Simple tip: keep a thesaurus or online tool (such as Grammarly) at hand.
6. Have a conversation
How many people wander off when you’re halfway through speaking? Hopefully not many, and this is because conversations are two-way – your writing should be no different. Involve your audience in a conversation by asking questions, igniting queries, and provoking discussion (this means picking a side!) And, make it real by using different sentence lengths, ignoring out-dated grammar rules, and writing with personality.
7. “BOO!”
The problem with the internet is that blogs, articles, and deep-dive research is, well, all the same. Someone’s a quarter of the way into your long-form content, and they’ve read it all before. Shake it up. Inject ‘wows’ by using fascinating details, add surprise by using different words, and stop with shock by highlighting important information.
8. Save best until last
Just as applicable to deep-dive research as it is to chocolates – save your best information until the end, using the above tips to draw your audience in, build up anticipation, and mesmerize the mind.
Getting to the heart of a topic – final thoughts
Writing compelling copy is hard work – especially when deep-dive research is involved. The art of getting it right? Practice. Become your audience, engage in conversation, be interesting, and show personality – you’re writing for people just like you, enjoy it.
*Oh, and don’t leave a trail of bread!

# PROVIDED DATA
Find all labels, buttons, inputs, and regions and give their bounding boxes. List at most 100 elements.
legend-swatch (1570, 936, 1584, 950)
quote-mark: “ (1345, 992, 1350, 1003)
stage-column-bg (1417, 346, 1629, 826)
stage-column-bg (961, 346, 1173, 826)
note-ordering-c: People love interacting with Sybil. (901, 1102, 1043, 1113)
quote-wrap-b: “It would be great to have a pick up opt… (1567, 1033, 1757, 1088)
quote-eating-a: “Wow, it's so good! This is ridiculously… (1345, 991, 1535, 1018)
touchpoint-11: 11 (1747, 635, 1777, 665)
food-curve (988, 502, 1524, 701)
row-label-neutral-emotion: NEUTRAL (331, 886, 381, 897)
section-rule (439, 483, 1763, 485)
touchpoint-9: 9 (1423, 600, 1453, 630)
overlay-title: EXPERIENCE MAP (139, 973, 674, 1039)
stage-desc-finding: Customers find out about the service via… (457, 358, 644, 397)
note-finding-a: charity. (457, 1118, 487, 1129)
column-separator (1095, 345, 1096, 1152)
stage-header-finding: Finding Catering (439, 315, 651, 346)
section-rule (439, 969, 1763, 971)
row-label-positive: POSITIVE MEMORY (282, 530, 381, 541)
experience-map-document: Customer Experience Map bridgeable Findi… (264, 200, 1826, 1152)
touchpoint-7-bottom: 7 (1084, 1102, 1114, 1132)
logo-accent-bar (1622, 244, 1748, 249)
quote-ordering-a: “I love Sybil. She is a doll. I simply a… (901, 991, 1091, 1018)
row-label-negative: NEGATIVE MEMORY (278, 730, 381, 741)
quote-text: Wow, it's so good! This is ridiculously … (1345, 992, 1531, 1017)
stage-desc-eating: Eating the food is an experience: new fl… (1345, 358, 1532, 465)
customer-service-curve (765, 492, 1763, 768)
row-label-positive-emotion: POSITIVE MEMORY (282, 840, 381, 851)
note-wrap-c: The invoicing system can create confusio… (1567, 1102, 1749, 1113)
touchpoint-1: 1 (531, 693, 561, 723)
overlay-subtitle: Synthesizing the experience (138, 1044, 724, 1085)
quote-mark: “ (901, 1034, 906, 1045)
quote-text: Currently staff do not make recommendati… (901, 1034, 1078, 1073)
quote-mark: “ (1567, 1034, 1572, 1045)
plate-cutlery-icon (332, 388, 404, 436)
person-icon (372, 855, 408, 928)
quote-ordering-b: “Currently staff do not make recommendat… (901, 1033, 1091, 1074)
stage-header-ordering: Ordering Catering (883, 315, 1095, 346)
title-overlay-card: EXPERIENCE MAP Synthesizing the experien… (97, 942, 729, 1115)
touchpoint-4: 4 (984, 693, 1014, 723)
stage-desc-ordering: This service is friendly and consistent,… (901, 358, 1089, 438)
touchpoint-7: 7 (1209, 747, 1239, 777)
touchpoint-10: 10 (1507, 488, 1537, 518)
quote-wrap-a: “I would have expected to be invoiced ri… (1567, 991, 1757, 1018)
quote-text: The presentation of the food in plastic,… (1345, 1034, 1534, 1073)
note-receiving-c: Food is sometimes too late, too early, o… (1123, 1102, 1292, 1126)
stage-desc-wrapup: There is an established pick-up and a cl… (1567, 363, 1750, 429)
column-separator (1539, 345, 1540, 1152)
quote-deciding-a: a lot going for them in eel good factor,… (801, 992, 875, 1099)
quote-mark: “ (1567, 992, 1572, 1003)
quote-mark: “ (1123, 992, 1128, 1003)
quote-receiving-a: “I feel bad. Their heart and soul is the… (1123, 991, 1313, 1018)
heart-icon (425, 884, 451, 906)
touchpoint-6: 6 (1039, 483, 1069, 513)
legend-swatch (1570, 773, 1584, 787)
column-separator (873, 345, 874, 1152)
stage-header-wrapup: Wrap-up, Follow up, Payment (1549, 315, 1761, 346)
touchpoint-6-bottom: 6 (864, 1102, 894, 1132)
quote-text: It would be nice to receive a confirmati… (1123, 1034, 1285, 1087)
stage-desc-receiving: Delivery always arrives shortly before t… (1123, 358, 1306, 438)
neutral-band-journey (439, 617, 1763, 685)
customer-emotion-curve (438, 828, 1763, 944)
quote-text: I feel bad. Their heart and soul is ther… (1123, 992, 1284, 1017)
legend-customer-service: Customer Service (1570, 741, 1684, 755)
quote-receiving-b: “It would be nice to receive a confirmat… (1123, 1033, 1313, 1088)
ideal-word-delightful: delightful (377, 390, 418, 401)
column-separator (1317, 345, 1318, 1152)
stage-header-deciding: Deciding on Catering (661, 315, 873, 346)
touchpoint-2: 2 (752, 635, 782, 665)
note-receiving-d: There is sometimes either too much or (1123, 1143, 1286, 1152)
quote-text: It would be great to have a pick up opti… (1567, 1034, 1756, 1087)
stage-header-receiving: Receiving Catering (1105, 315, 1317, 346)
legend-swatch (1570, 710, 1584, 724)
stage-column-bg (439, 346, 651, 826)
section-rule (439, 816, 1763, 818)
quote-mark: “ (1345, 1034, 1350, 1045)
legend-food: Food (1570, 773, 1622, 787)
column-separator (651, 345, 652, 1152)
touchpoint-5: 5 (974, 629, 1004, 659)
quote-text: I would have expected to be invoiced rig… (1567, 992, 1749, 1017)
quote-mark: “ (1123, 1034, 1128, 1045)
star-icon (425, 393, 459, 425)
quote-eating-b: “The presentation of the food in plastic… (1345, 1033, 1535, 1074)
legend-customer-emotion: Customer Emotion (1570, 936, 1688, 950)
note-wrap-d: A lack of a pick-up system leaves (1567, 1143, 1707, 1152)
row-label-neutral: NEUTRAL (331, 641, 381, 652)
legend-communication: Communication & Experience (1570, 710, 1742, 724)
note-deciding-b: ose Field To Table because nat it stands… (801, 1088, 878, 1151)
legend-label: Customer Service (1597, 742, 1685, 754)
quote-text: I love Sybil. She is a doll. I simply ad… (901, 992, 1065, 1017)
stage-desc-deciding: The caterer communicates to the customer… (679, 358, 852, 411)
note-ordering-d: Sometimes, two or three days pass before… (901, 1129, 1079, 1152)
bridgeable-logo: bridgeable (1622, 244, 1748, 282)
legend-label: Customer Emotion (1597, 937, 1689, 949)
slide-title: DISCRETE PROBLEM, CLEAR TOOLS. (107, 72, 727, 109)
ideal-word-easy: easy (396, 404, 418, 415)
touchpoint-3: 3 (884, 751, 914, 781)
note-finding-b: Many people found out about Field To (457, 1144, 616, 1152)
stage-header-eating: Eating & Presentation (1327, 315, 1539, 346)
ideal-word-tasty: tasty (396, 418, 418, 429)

# DESCRIPTION OF THE TASK
From the text on writing compelling copy, copy out word for word the part that opens with the words containing "8. Save best" and closes with "you, enjoy it.".

# REPLY TO THE TASK
8. Save best until last
Just as applicable to deep-dive research as it is to chocolates – save your best information until the end, using the above tips to draw your audience in, build up anticipation, and mesmerize the mind.
Getting to the heart of a topic – final thoughts
Writing compelling copy is hard work – especially when deep-dive research is involved. The art of getting it right? Practice. Become your audience, engage in conversation, be interesting, and show personality – you’re writing for people just like you, enjoy it.